Direction -> Write out each record below exactly as it appears, with no pictures.

Records supplied ->
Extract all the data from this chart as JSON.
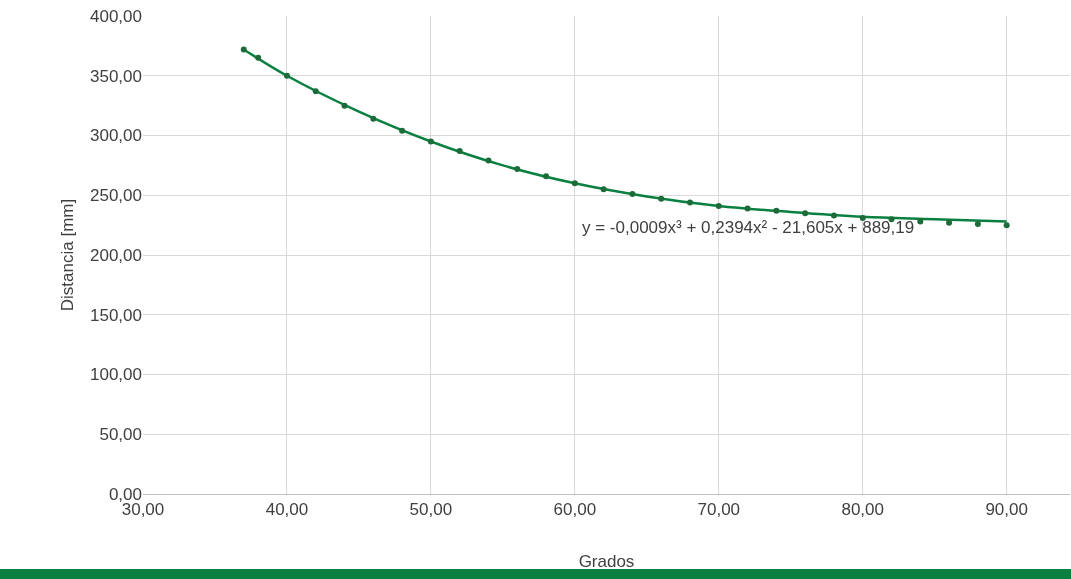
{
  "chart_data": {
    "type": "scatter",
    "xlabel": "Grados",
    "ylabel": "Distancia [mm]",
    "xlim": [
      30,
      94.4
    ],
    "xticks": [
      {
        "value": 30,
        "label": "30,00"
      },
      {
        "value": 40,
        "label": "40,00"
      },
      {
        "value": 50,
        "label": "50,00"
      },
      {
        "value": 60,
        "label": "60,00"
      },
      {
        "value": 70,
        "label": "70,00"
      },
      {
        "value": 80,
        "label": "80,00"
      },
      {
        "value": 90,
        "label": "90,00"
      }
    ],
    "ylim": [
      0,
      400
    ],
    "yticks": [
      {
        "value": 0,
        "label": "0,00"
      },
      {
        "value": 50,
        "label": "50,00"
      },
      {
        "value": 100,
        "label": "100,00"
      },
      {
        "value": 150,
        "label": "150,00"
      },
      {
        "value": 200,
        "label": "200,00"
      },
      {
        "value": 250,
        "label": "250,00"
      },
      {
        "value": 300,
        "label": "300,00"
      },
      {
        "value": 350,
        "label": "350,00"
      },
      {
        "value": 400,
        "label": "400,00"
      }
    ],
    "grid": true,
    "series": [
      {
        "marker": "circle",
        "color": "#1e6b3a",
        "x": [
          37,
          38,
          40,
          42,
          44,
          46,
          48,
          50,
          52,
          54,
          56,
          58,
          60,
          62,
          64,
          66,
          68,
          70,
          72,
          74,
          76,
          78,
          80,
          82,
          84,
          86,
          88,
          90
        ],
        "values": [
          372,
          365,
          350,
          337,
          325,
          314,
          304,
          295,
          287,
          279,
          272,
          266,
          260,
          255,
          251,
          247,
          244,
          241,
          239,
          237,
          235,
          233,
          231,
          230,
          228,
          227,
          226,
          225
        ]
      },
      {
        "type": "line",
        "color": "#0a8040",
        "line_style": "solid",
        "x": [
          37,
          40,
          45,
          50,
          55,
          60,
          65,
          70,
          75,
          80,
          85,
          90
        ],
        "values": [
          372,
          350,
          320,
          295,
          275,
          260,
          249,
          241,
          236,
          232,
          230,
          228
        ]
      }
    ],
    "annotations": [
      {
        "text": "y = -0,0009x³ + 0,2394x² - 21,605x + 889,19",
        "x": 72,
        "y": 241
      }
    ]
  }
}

Answer for this exercise ->
Extract all the data from this chart as JSON.
{
  "chart_data": {
    "type": "scatter",
    "xlabel": "Grados",
    "ylabel": "Distancia [mm]",
    "xlim": [
      30,
      94.4
    ],
    "xticks": [
      {
        "value": 30,
        "label": "30,00"
      },
      {
        "value": 40,
        "label": "40,00"
      },
      {
        "value": 50,
        "label": "50,00"
      },
      {
        "value": 60,
        "label": "60,00"
      },
      {
        "value": 70,
        "label": "70,00"
      },
      {
        "value": 80,
        "label": "80,00"
      },
      {
        "value": 90,
        "label": "90,00"
      }
    ],
    "ylim": [
      0,
      400
    ],
    "yticks": [
      {
        "value": 0,
        "label": "0,00"
      },
      {
        "value": 50,
        "label": "50,00"
      },
      {
        "value": 100,
        "label": "100,00"
      },
      {
        "value": 150,
        "label": "150,00"
      },
      {
        "value": 200,
        "label": "200,00"
      },
      {
        "value": 250,
        "label": "250,00"
      },
      {
        "value": 300,
        "label": "300,00"
      },
      {
        "value": 350,
        "label": "350,00"
      },
      {
        "value": 400,
        "label": "400,00"
      }
    ],
    "grid": true,
    "series": [
      {
        "marker": "circle",
        "color": "#1e6b3a",
        "x": [
          37,
          38,
          40,
          42,
          44,
          46,
          48,
          50,
          52,
          54,
          56,
          58,
          60,
          62,
          64,
          66,
          68,
          70,
          72,
          74,
          76,
          78,
          80,
          82,
          84,
          86,
          88,
          90
        ],
        "values": [
          372,
          365,
          350,
          337,
          325,
          314,
          304,
          295,
          287,
          279,
          272,
          266,
          260,
          255,
          251,
          247,
          244,
          241,
          239,
          237,
          235,
          233,
          231,
          230,
          228,
          227,
          226,
          225
        ]
      },
      {
        "type": "line",
        "color": "#0a8040",
        "line_style": "solid",
        "x": [
          37,
          40,
          45,
          50,
          55,
          60,
          65,
          70,
          75,
          80,
          85,
          90
        ],
        "values": [
          372,
          350,
          320,
          295,
          275,
          260,
          249,
          241,
          236,
          232,
          230,
          228
        ]
      }
    ],
    "annotations": [
      {
        "text": "y = -0,0009x³ + 0,2394x² - 21,605x + 889,19",
        "x": 72,
        "y": 241
      }
    ]
  }
}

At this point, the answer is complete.